* [Aim]
Copy the lines below verbatim, from the first line through the line containing "y-tick-label: 15 bbox=[226, 824, 250, 846]", including both.

* [Record extracts]
--
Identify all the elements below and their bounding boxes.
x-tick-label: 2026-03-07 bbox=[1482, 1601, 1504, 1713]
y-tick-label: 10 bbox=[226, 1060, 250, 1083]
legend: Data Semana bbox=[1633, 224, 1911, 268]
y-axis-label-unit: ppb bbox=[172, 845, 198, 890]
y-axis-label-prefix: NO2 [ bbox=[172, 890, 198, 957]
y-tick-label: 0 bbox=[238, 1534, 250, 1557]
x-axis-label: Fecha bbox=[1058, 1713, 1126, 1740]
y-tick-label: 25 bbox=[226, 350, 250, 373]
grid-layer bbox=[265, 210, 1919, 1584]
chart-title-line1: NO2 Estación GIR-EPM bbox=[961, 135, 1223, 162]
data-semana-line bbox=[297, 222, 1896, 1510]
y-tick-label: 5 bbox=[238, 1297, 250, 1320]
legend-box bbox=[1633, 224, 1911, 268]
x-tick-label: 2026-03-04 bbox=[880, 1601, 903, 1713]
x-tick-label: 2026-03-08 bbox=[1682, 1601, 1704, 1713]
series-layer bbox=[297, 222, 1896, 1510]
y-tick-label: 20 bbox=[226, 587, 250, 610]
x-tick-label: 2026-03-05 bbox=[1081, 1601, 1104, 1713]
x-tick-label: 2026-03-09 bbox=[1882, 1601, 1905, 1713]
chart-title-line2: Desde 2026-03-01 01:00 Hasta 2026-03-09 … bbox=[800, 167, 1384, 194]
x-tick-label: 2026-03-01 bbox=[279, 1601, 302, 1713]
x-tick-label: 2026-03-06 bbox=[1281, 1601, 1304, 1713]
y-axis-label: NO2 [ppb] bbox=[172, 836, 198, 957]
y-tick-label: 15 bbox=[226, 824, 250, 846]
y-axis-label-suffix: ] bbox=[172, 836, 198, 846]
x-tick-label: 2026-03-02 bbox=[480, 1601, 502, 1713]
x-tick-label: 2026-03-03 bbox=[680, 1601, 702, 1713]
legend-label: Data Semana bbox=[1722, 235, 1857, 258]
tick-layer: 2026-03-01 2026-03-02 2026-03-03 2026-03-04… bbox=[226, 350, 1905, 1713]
--
* [Solution for this problem]
Identify all the elements below and their bounding boxes.
x-tick-label: 2026-03-07 bbox=[1482, 1601, 1504, 1713]
y-tick-label: 10 bbox=[226, 1060, 250, 1083]
legend: Data Semana bbox=[1633, 224, 1911, 268]
y-axis-label-unit: ppb bbox=[172, 845, 198, 890]
y-axis-label-prefix: NO2 [ bbox=[172, 890, 198, 957]
y-tick-label: 0 bbox=[238, 1534, 250, 1557]
x-axis-label: Fecha bbox=[1058, 1713, 1126, 1740]
y-tick-label: 25 bbox=[226, 350, 250, 373]
grid-layer bbox=[265, 210, 1919, 1584]
chart-title-line1: NO2 Estación GIR-EPM bbox=[961, 135, 1223, 162]
data-semana-line bbox=[297, 222, 1896, 1510]
y-tick-label: 5 bbox=[238, 1297, 250, 1320]
legend-box bbox=[1633, 224, 1911, 268]
x-tick-label: 2026-03-04 bbox=[880, 1601, 903, 1713]
x-tick-label: 2026-03-08 bbox=[1682, 1601, 1704, 1713]
series-layer bbox=[297, 222, 1896, 1510]
y-tick-label: 20 bbox=[226, 587, 250, 610]
x-tick-label: 2026-03-05 bbox=[1081, 1601, 1104, 1713]
x-tick-label: 2026-03-09 bbox=[1882, 1601, 1905, 1713]
chart-title-line2: Desde 2026-03-01 01:00 Hasta 2026-03-09 … bbox=[800, 167, 1384, 194]
x-tick-label: 2026-03-01 bbox=[279, 1601, 302, 1713]
x-tick-label: 2026-03-06 bbox=[1281, 1601, 1304, 1713]
y-axis-label: NO2 [ppb] bbox=[172, 836, 198, 957]
y-tick-label: 15 bbox=[226, 824, 250, 846]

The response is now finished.